[Task statement]
The entries follow. Copy every line in which "There" appears.

*** Data shown Section Begins ***

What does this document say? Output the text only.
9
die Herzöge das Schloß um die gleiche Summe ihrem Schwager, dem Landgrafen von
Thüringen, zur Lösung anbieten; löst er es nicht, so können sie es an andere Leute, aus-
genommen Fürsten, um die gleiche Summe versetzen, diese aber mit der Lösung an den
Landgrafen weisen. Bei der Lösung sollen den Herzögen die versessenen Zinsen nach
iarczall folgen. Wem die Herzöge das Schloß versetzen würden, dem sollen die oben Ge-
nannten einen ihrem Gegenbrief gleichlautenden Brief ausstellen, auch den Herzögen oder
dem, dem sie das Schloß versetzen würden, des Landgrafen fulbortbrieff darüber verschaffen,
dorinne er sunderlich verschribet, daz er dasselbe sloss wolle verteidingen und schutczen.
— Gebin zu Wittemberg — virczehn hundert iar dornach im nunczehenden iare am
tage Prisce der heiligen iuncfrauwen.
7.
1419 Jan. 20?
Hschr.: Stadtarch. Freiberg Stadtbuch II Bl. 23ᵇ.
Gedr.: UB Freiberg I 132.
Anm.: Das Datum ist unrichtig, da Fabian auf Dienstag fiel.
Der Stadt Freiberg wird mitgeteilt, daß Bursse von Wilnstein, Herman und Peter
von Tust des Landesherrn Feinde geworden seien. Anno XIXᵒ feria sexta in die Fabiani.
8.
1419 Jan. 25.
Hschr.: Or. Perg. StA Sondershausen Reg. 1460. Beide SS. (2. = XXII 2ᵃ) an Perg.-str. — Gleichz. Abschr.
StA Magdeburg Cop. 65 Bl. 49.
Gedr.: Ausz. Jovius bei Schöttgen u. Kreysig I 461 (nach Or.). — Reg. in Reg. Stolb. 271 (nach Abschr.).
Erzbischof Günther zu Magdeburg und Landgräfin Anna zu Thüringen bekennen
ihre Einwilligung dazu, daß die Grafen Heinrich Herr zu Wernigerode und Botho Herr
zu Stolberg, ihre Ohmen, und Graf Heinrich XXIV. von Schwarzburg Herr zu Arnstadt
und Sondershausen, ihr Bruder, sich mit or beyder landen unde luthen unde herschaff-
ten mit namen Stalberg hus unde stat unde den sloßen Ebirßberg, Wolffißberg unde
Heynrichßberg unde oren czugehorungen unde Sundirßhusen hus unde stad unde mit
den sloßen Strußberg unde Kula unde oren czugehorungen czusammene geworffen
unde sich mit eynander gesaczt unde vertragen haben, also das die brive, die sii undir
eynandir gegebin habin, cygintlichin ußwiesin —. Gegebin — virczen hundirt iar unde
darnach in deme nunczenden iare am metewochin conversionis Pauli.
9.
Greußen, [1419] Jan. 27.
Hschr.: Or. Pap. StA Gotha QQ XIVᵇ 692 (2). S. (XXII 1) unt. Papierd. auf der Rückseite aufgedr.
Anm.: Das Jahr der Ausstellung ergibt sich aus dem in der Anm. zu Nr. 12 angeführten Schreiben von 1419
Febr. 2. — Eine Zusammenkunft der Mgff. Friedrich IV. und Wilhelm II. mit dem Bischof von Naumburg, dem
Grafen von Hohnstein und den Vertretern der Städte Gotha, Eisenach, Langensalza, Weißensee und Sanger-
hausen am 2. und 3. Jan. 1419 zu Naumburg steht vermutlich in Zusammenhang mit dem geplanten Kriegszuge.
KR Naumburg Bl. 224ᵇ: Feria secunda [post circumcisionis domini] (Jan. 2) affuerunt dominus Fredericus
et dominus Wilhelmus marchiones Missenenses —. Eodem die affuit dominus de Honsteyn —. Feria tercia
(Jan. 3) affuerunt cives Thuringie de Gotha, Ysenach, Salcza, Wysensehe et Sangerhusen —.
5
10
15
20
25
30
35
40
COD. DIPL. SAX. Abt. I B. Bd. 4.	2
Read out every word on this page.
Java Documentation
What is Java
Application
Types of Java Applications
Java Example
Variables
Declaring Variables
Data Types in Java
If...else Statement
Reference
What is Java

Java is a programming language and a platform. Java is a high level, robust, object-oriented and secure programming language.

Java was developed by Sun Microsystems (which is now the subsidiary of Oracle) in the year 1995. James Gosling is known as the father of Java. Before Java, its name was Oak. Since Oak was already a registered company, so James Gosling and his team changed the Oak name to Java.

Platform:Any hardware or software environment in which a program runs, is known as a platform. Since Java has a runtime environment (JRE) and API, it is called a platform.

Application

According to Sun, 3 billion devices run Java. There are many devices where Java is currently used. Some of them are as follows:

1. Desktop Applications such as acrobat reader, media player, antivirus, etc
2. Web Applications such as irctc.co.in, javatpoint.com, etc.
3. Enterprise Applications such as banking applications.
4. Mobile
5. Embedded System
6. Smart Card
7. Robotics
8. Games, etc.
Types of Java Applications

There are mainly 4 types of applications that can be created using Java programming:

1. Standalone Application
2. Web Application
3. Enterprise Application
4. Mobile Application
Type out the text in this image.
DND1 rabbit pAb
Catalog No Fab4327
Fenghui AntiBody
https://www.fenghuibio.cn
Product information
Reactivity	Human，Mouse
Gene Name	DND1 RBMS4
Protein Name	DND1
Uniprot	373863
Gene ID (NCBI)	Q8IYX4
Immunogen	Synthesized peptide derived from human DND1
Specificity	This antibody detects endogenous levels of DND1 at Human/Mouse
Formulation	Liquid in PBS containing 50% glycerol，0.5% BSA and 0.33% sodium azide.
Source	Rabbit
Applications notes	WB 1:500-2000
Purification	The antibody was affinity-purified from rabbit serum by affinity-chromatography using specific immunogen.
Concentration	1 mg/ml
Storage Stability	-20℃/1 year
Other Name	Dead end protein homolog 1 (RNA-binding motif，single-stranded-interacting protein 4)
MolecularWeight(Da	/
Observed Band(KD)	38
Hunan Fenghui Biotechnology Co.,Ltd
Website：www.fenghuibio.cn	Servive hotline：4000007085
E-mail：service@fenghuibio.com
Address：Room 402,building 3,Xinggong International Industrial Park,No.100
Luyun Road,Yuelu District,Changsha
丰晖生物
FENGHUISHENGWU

*** Data shown Section Ends ***

[Expected answer]
According to Sun, 3 billion devices run Java. There are many devices where Java is currently used. Some of them are as follows:
There are mainly 4 types of applications that can be created using Java programming:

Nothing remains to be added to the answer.